Task prompt: Gather every line that includes the word "JSON", please.

Data for this task:

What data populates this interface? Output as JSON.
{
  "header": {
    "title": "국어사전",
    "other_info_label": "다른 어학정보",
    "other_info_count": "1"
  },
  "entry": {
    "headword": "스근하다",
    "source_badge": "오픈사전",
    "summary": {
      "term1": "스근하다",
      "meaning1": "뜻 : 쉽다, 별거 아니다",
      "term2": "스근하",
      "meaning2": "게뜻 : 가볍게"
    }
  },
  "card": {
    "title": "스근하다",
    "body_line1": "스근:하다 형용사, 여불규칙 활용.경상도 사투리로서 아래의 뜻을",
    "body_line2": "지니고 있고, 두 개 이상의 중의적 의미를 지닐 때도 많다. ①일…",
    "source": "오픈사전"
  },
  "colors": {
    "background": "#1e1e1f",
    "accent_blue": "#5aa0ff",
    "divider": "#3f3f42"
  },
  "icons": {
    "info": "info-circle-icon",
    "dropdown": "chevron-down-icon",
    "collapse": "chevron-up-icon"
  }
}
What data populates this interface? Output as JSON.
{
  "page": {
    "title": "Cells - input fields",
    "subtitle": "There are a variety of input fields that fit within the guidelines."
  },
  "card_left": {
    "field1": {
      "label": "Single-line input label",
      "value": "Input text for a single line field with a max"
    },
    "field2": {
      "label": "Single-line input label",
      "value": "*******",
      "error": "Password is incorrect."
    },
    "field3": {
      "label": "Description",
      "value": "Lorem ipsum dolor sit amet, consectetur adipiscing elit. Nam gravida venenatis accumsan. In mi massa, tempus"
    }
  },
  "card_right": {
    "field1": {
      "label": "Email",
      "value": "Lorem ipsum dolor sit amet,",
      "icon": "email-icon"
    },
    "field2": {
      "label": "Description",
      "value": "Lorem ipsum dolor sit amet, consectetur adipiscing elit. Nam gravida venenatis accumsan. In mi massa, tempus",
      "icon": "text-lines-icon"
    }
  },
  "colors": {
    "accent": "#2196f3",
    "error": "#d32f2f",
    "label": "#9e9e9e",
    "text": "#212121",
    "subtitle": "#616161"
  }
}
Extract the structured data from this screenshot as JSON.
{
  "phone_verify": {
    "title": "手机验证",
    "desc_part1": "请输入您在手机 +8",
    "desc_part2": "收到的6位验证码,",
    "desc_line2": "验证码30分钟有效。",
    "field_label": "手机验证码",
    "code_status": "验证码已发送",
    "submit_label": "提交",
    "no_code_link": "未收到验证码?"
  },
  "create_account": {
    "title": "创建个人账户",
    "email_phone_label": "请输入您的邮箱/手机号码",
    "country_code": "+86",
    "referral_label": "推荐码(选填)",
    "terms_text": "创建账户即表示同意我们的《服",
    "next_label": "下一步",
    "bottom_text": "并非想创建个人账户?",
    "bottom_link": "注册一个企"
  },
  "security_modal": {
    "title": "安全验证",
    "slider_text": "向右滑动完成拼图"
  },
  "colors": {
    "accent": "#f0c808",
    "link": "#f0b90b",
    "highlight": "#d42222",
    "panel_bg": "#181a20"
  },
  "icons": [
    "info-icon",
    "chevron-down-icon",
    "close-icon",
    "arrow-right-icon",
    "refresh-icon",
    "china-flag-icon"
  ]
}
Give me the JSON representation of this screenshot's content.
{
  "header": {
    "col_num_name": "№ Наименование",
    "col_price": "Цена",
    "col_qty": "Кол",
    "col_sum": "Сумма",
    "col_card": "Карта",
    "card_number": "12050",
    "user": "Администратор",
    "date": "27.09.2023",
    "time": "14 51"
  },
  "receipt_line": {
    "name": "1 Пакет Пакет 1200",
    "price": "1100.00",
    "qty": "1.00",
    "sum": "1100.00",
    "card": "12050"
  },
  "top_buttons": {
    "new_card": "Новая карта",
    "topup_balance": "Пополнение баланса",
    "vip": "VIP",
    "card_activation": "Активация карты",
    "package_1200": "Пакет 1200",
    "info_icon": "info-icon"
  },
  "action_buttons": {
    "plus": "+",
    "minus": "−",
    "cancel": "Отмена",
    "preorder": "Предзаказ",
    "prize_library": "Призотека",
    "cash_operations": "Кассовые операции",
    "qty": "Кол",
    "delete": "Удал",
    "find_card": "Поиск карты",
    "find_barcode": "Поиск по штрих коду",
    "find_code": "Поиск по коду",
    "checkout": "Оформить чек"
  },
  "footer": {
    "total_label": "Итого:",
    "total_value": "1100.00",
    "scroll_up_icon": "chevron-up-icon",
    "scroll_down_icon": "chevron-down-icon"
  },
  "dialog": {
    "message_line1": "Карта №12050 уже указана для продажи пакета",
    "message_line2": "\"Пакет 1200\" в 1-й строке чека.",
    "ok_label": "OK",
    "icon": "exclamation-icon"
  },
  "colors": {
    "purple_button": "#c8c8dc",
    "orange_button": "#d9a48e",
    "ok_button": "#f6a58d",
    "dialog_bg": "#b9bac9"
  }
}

In response:
What data populates this interface? Output as JSON.
What data populates this interface? Output as JSON.
Extract the structured data from this screenshot as JSON.
Give me the JSON representation of this screenshot's content.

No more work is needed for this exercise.